- [Task statement]:
List all the lines in these records that hold "KALAM".

- [Provided entries]:

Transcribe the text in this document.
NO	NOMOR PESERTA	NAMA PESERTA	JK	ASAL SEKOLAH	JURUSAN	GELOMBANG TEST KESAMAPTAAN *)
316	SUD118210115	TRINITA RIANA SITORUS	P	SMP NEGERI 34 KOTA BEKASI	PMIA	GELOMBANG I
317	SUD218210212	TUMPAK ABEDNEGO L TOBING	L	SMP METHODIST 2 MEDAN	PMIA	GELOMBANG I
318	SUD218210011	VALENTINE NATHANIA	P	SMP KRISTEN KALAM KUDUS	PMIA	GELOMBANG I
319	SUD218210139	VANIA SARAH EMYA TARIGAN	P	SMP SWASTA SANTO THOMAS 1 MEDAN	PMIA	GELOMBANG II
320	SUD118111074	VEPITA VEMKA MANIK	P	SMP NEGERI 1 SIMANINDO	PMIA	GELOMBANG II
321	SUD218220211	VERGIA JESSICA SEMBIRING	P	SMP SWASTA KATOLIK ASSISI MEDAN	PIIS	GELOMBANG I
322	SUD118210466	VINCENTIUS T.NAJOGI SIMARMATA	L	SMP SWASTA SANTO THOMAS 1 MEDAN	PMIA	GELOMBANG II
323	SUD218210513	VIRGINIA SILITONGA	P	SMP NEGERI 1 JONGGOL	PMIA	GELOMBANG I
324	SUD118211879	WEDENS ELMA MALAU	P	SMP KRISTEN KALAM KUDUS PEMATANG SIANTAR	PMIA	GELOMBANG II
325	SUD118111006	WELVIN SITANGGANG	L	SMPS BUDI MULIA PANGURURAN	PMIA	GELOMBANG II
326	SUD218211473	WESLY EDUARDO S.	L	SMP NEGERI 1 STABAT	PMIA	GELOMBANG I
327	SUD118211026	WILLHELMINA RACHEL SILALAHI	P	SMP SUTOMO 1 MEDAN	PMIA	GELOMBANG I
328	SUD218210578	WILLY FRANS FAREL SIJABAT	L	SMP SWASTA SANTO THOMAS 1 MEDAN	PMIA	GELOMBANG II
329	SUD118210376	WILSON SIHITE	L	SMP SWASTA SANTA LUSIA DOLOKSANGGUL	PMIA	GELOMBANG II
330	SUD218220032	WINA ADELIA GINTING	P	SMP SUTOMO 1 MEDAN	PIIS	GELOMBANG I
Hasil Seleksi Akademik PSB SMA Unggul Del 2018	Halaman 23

- [In response]:
318	SUD218210011	VALENTINE NATHANIA	P	SMP KRISTEN KALAM KUDUS	PMIA	GELOMBANG I
324	SUD118211879	WEDENS ELMA MALAU	P	SMP KRISTEN KALAM KUDUS PEMATANG SIANTAR	PMIA	GELOMBANG II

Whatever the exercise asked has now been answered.